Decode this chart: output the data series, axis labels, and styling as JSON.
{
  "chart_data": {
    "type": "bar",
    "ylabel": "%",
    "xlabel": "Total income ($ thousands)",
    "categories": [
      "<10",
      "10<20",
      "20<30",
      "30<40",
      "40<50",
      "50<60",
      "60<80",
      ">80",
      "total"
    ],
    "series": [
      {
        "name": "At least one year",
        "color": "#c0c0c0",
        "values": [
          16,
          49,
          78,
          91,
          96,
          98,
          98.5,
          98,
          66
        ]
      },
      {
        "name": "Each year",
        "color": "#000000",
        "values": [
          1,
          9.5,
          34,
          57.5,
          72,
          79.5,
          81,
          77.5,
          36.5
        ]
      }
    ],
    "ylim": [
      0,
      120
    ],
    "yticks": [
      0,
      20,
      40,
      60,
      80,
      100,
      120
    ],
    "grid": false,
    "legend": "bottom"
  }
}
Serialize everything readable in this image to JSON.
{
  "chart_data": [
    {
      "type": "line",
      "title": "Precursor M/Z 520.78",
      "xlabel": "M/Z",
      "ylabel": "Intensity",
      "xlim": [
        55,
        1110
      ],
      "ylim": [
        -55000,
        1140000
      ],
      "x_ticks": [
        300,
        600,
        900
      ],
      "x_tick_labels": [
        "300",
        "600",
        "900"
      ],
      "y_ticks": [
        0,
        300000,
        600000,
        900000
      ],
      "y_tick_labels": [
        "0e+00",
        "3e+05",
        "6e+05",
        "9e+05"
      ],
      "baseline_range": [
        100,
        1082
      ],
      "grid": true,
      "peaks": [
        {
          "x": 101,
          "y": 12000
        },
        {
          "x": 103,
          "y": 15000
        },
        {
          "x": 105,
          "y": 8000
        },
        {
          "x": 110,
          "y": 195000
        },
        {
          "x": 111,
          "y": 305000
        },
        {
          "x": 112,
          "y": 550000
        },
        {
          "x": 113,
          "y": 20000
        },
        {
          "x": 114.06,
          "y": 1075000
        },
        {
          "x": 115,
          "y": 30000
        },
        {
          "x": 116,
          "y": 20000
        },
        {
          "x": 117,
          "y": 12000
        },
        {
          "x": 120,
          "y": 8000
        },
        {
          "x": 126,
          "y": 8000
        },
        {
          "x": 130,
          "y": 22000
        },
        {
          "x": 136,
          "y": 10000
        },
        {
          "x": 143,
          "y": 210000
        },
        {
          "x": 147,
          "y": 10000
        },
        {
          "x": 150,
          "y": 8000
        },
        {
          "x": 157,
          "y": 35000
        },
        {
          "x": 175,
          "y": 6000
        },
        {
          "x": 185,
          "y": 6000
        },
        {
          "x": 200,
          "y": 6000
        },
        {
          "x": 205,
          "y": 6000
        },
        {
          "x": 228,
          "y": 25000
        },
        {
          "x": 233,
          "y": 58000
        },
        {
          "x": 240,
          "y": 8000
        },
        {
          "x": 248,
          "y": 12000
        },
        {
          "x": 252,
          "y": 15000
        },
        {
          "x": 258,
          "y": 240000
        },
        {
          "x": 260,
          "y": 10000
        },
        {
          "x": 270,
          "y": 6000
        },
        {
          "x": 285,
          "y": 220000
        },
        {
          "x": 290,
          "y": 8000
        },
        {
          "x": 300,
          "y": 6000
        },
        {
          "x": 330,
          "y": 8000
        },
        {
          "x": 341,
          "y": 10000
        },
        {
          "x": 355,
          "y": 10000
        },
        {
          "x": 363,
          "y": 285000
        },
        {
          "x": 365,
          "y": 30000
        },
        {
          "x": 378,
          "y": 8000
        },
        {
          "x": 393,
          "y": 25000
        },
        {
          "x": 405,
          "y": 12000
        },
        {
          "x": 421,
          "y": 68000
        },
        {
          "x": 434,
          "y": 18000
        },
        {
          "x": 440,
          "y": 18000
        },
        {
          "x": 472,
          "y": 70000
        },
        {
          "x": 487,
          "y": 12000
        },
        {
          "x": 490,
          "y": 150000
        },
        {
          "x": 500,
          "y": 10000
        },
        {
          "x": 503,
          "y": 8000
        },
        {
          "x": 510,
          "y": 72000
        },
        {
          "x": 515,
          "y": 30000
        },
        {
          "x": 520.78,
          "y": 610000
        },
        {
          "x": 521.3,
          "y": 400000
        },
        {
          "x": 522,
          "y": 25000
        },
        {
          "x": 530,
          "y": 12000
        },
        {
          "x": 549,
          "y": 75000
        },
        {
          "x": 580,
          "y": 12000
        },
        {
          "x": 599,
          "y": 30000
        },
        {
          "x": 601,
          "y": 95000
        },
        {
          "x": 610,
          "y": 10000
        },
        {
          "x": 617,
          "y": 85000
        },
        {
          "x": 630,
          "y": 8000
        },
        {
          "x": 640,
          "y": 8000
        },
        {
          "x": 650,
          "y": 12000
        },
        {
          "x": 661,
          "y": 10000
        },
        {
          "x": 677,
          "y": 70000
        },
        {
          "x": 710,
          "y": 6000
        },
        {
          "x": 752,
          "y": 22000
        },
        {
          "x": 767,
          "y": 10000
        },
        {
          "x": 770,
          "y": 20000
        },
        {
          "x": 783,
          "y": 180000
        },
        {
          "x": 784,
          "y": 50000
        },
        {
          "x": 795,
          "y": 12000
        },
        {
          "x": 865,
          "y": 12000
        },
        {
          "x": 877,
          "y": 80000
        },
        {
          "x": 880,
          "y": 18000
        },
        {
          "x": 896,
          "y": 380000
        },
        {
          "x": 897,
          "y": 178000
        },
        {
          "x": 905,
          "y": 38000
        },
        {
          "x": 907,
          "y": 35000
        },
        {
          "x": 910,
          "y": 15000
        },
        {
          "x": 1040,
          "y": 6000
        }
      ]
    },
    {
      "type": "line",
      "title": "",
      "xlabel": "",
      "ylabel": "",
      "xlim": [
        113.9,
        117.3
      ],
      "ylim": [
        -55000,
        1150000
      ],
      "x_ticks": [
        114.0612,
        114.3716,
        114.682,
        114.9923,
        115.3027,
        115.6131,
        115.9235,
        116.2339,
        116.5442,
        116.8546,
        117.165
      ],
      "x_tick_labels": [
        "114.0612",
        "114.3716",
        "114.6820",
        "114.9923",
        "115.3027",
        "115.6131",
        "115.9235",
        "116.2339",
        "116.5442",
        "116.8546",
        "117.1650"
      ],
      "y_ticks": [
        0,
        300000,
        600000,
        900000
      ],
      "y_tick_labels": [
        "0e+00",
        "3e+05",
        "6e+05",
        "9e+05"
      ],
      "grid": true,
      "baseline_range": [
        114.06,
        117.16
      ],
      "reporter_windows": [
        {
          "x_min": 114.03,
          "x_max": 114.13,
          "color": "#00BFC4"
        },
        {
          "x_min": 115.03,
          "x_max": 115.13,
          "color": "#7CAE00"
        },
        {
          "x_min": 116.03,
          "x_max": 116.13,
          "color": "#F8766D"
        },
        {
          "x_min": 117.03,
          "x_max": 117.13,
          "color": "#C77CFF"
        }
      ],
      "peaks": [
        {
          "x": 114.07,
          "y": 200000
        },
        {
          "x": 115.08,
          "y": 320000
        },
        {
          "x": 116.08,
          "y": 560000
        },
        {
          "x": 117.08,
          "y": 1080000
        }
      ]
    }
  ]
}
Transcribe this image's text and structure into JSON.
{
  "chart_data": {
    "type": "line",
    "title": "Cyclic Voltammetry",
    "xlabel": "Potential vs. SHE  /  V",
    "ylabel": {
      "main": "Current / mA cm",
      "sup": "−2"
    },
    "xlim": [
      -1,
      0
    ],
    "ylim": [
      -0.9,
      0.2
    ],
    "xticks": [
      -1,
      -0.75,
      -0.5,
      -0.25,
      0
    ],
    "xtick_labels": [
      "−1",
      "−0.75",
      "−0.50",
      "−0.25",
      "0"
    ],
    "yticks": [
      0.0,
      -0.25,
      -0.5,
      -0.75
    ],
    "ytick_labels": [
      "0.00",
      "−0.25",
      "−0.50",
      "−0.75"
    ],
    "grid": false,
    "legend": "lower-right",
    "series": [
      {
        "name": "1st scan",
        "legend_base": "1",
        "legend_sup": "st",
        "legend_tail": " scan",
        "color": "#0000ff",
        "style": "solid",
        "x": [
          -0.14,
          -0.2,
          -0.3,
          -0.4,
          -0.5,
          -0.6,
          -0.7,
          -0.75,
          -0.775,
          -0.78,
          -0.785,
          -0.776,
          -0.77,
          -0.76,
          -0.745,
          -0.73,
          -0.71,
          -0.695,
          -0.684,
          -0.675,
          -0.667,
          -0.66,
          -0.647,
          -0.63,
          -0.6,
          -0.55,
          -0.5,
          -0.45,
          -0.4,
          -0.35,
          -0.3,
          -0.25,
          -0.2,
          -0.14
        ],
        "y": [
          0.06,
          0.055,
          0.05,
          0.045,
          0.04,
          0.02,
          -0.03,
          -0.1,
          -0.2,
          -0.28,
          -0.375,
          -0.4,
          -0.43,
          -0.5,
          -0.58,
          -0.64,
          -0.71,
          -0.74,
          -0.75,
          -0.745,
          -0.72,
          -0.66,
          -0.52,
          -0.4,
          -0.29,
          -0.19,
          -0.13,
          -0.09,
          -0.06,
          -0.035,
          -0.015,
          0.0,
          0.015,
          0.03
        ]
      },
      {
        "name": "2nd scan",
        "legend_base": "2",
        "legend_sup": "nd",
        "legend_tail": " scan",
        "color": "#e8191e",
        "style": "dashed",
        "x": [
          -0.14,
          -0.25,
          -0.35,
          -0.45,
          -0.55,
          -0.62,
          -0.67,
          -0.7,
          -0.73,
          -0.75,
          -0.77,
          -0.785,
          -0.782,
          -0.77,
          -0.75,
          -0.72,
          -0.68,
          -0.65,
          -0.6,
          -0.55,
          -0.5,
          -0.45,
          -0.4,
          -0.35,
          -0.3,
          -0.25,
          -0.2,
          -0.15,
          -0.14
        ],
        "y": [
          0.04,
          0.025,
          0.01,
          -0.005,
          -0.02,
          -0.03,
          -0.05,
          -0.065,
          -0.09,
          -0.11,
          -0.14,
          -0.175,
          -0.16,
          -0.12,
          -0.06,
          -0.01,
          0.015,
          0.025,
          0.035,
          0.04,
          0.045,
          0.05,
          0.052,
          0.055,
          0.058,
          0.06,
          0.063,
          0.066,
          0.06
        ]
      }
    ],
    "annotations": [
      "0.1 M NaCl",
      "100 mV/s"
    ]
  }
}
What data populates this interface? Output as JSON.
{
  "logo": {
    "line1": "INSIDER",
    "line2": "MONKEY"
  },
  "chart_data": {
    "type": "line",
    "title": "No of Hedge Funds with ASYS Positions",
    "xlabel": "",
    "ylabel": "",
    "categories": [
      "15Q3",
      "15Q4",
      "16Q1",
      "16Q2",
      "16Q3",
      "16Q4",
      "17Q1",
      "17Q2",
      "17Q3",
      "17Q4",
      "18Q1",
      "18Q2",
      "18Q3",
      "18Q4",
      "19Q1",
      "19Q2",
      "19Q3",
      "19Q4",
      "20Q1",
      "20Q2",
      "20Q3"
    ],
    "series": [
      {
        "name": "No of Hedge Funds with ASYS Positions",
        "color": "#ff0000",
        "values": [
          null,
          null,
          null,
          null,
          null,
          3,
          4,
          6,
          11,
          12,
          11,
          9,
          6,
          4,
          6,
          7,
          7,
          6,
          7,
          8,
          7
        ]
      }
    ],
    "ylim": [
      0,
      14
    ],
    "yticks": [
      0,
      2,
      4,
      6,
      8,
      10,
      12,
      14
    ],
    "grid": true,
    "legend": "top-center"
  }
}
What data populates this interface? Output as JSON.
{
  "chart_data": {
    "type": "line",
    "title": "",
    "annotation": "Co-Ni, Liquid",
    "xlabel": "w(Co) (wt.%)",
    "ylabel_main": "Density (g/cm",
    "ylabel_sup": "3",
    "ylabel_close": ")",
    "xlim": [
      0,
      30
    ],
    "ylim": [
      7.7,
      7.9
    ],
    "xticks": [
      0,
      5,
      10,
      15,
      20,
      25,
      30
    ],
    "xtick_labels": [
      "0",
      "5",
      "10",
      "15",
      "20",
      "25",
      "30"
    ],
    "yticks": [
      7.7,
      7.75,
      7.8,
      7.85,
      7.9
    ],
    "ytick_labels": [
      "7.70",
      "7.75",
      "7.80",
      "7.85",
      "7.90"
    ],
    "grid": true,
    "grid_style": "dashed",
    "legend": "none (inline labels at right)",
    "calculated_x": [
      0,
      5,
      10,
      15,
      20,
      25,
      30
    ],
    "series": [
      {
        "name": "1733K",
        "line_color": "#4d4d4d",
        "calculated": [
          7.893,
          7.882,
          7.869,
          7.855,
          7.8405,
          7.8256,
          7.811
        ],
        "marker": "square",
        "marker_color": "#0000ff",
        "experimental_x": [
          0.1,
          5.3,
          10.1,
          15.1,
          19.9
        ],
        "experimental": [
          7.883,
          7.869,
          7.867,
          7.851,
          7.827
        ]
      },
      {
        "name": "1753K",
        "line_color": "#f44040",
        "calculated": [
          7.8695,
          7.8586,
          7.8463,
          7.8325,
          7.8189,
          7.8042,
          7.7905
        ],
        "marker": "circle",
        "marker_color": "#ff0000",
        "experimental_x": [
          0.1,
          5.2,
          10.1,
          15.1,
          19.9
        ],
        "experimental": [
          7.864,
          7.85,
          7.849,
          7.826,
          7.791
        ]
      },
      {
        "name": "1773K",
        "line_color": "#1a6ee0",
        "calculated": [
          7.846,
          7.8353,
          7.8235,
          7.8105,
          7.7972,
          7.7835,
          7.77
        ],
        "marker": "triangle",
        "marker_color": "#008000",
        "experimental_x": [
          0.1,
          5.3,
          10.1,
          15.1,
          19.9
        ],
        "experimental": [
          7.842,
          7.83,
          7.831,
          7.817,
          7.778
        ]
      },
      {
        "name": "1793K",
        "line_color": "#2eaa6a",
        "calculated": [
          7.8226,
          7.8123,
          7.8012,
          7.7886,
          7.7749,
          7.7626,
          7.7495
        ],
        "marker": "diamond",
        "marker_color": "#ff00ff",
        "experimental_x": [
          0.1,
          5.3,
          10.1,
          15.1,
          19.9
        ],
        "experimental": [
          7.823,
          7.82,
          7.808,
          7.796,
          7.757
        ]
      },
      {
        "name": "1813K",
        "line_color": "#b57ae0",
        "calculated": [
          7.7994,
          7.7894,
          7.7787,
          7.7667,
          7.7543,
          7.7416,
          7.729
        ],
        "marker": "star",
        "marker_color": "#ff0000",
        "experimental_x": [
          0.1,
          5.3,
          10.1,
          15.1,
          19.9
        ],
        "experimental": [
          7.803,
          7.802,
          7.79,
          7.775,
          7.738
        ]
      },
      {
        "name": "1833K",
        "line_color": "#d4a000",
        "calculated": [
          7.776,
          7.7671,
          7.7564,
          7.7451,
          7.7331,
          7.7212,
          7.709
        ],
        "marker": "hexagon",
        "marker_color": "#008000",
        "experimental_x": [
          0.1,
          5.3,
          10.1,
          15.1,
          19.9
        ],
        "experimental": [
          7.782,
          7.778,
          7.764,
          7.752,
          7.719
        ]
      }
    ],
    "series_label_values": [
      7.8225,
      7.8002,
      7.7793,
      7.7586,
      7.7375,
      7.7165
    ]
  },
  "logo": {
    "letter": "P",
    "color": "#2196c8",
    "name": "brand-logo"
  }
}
○ ○ ○ ○ ○ ○ ○
Your objective:
Every line holding "image" should be copied out.

Answer:
Serialize everything readable in this image to JSON.
Transcribe this image's text and structure into JSON.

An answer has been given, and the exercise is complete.